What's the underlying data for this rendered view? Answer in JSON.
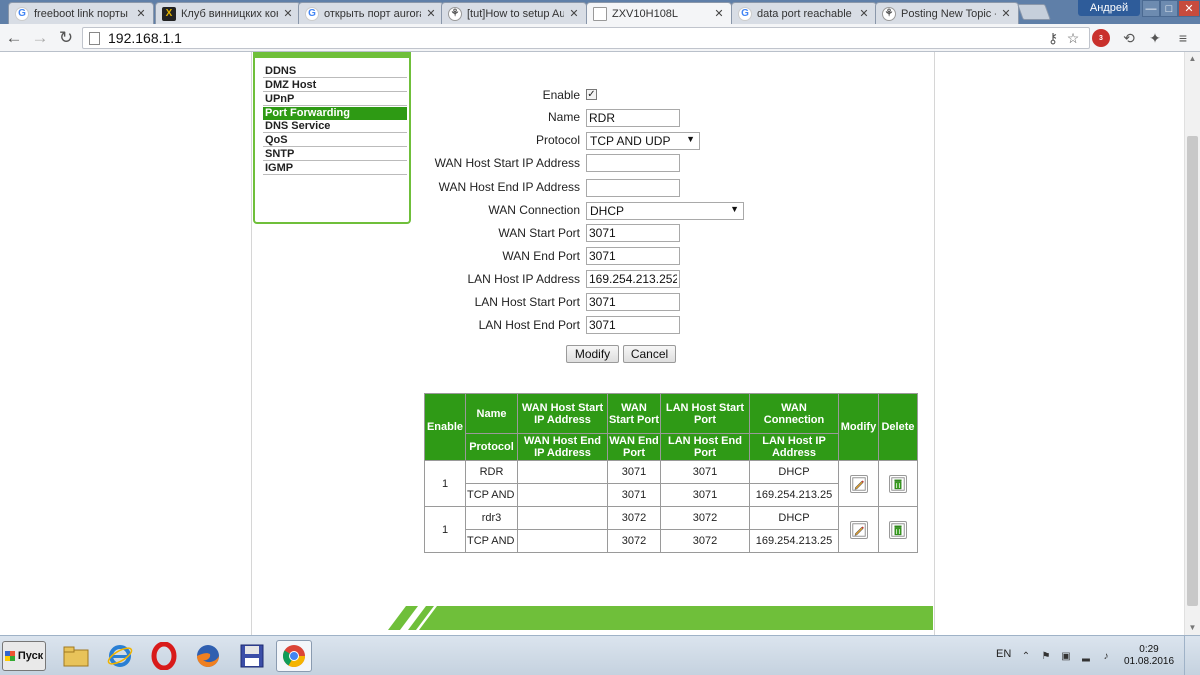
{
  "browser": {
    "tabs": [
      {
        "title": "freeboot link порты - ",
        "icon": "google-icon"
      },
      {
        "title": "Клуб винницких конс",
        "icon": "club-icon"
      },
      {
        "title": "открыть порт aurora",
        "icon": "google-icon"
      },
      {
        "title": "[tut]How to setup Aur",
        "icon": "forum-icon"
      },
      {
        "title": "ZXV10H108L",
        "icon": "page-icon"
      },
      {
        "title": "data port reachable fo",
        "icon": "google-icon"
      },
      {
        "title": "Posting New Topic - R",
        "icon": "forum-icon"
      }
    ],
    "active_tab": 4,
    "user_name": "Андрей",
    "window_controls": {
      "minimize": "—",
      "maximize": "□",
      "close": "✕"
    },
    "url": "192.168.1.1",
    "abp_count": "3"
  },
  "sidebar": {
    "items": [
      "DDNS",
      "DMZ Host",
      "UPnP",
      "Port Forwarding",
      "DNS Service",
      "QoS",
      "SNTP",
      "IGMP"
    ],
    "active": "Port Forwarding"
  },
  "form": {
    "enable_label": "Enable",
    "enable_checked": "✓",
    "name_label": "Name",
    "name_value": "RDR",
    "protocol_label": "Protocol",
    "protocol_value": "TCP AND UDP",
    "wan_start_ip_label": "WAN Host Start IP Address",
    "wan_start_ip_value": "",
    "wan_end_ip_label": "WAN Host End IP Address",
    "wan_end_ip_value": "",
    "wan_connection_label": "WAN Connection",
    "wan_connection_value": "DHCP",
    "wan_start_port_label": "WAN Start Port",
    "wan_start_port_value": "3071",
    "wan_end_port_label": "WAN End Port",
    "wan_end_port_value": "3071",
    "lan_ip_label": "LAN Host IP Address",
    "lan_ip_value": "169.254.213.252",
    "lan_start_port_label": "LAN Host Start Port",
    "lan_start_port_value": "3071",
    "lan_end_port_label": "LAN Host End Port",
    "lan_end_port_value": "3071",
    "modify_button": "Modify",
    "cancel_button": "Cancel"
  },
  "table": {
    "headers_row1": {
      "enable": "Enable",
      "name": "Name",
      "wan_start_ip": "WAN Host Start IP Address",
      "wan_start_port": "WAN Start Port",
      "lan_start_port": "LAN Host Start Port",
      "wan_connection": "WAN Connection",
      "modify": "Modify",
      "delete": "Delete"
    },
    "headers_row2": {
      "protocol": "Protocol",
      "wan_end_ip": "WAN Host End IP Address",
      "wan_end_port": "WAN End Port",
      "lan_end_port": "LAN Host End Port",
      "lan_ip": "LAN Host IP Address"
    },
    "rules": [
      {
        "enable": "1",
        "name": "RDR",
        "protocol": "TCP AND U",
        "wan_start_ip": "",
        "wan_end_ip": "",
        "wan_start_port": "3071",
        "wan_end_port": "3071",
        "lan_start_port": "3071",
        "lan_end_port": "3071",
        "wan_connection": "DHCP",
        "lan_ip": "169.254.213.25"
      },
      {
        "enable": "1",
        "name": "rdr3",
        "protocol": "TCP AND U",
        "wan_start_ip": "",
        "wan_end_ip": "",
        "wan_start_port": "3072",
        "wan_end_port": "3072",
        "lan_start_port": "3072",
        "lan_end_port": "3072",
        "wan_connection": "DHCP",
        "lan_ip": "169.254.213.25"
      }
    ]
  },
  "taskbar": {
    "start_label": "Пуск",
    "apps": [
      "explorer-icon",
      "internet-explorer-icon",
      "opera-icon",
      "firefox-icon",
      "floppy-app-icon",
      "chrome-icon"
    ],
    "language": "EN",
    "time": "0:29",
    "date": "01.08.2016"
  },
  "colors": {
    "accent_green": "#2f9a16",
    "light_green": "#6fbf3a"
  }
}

···

▶ _Set problem_:
Write out the listing above again, exactly, but with no pictures in the copy.

▶ _Answer in full_:
What's the underlying data for this rendered view? Answer in JSON.
{
  "browser": {
    "tabs": [
      {
        "title": "freeboot link порты - ",
        "icon": "google-icon"
      },
      {
        "title": "Клуб винницких конс",
        "icon": "club-icon"
      },
      {
        "title": "открыть порт aurora",
        "icon": "google-icon"
      },
      {
        "title": "[tut]How to setup Aur",
        "icon": "forum-icon"
      },
      {
        "title": "ZXV10H108L",
        "icon": "page-icon"
      },
      {
        "title": "data port reachable fo",
        "icon": "google-icon"
      },
      {
        "title": "Posting New Topic - R",
        "icon": "forum-icon"
      }
    ],
    "active_tab": 4,
    "user_name": "Андрей",
    "window_controls": {
      "minimize": "—",
      "maximize": "□",
      "close": "✕"
    },
    "url": "192.168.1.1",
    "abp_count": "3"
  },
  "sidebar": {
    "items": [
      "DDNS",
      "DMZ Host",
      "UPnP",
      "Port Forwarding",
      "DNS Service",
      "QoS",
      "SNTP",
      "IGMP"
    ],
    "active": "Port Forwarding"
  },
  "form": {
    "enable_label": "Enable",
    "enable_checked": "✓",
    "name_label": "Name",
    "name_value": "RDR",
    "protocol_label": "Protocol",
    "protocol_value": "TCP AND UDP",
    "wan_start_ip_label": "WAN Host Start IP Address",
    "wan_start_ip_value": "",
    "wan_end_ip_label": "WAN Host End IP Address",
    "wan_end_ip_value": "",
    "wan_connection_label": "WAN Connection",
    "wan_connection_value": "DHCP",
    "wan_start_port_label": "WAN Start Port",
    "wan_start_port_value": "3071",
    "wan_end_port_label": "WAN End Port",
    "wan_end_port_value": "3071",
    "lan_ip_label": "LAN Host IP Address",
    "lan_ip_value": "169.254.213.252",
    "lan_start_port_label": "LAN Host Start Port",
    "lan_start_port_value": "3071",
    "lan_end_port_label": "LAN Host End Port",
    "lan_end_port_value": "3071",
    "modify_button": "Modify",
    "cancel_button": "Cancel"
  },
  "table": {
    "headers_row1": {
      "enable": "Enable",
      "name": "Name",
      "wan_start_ip": "WAN Host Start IP Address",
      "wan_start_port": "WAN Start Port",
      "lan_start_port": "LAN Host Start Port",
      "wan_connection": "WAN Connection",
      "modify": "Modify",
      "delete": "Delete"
    },
    "headers_row2": {
      "protocol": "Protocol",
      "wan_end_ip": "WAN Host End IP Address",
      "wan_end_port": "WAN End Port",
      "lan_end_port": "LAN Host End Port",
      "lan_ip": "LAN Host IP Address"
    },
    "rules": [
      {
        "enable": "1",
        "name": "RDR",
        "protocol": "TCP AND U",
        "wan_start_ip": "",
        "wan_end_ip": "",
        "wan_start_port": "3071",
        "wan_end_port": "3071",
        "lan_start_port": "3071",
        "lan_end_port": "3071",
        "wan_connection": "DHCP",
        "lan_ip": "169.254.213.25"
      },
      {
        "enable": "1",
        "name": "rdr3",
        "protocol": "TCP AND U",
        "wan_start_ip": "",
        "wan_end_ip": "",
        "wan_start_port": "3072",
        "wan_end_port": "3072",
        "lan_start_port": "3072",
        "lan_end_port": "3072",
        "wan_connection": "DHCP",
        "lan_ip": "169.254.213.25"
      }
    ]
  },
  "taskbar": {
    "start_label": "Пуск",
    "apps": [
      "explorer-icon",
      "internet-explorer-icon",
      "opera-icon",
      "firefox-icon",
      "floppy-app-icon",
      "chrome-icon"
    ],
    "language": "EN",
    "time": "0:29",
    "date": "01.08.2016"
  },
  "colors": {
    "accent_green": "#2f9a16",
    "light_green": "#6fbf3a"
  }
}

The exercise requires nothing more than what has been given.